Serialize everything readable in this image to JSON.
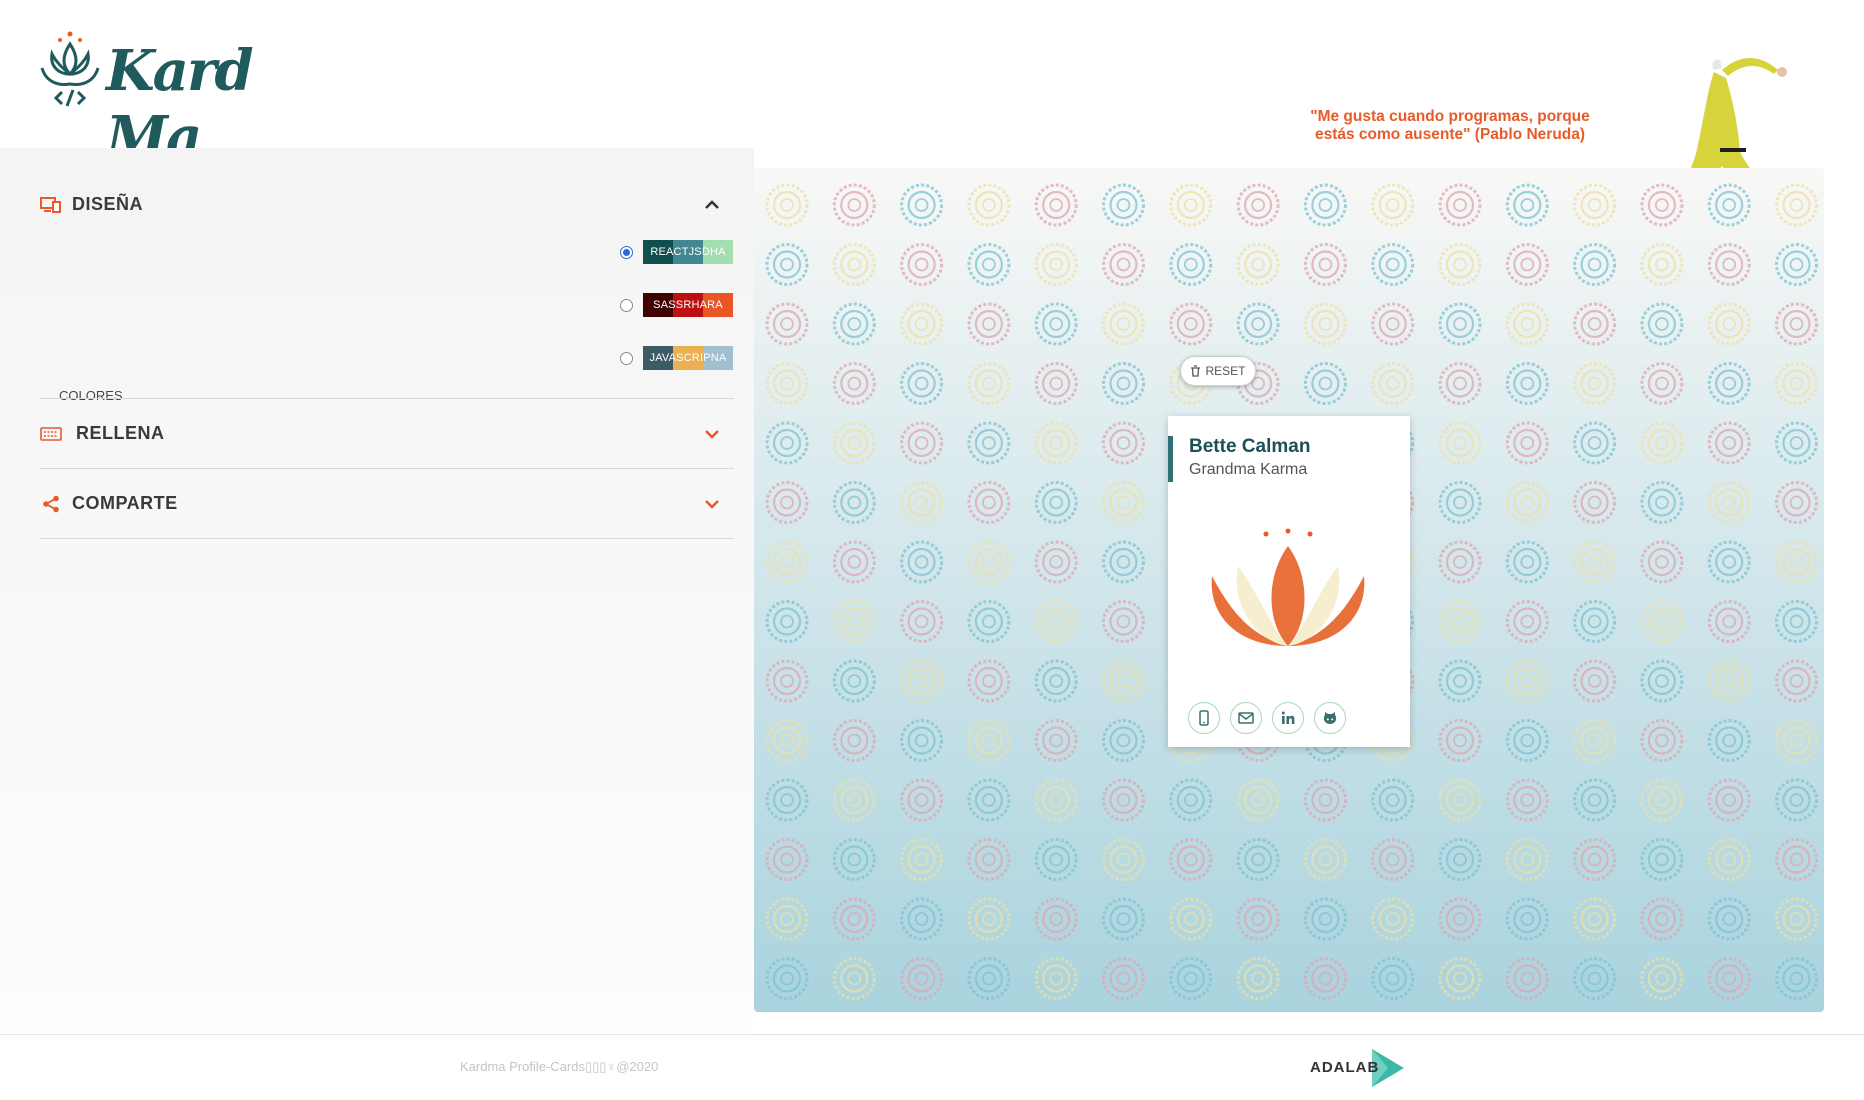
{
  "header": {
    "logo_text": "Kard Ma",
    "quote": "\"Me gusta cuando programas, porque estás como ausente\" (Pablo Neruda)"
  },
  "design": {
    "title": "DISEÑA",
    "colors_label": "COLORES",
    "palettes": [
      {
        "label": "REACTJSDHA",
        "colors": [
          "#114e4e",
          "#438792",
          "#a2deaf"
        ],
        "selected": true
      },
      {
        "label": "SASSRHARA",
        "colors": [
          "#420101",
          "#bd1010",
          "#e95626"
        ],
        "selected": false
      },
      {
        "label": "JAVASCRIPNA",
        "colors": [
          "#3e5b65",
          "#eab052",
          "#a0c0cf"
        ],
        "selected": false
      }
    ]
  },
  "fill": {
    "title": "RELLENA"
  },
  "share": {
    "title": "COMPARTE"
  },
  "preview": {
    "reset_label": "RESET",
    "card": {
      "name": "Bette Calman",
      "job": "Grandma Karma"
    },
    "social_icons": [
      "phone-icon",
      "email-icon",
      "linkedin-icon",
      "github-icon"
    ]
  },
  "footer": {
    "copyright": "Kardma Profile-Cards▯▯▯♀@2020",
    "brand": "ADALAB"
  },
  "colors": {
    "accent": "#e85a29",
    "brand_teal": "#1f5a5d",
    "pattern_pink": "#e0a6b1",
    "pattern_teal": "#7cc4d2",
    "pattern_yellow": "#efe0a3"
  }
}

Task requirements
What number of lines in the records contain the word "title"? Answer with that number alone.

Answer to the exercise
3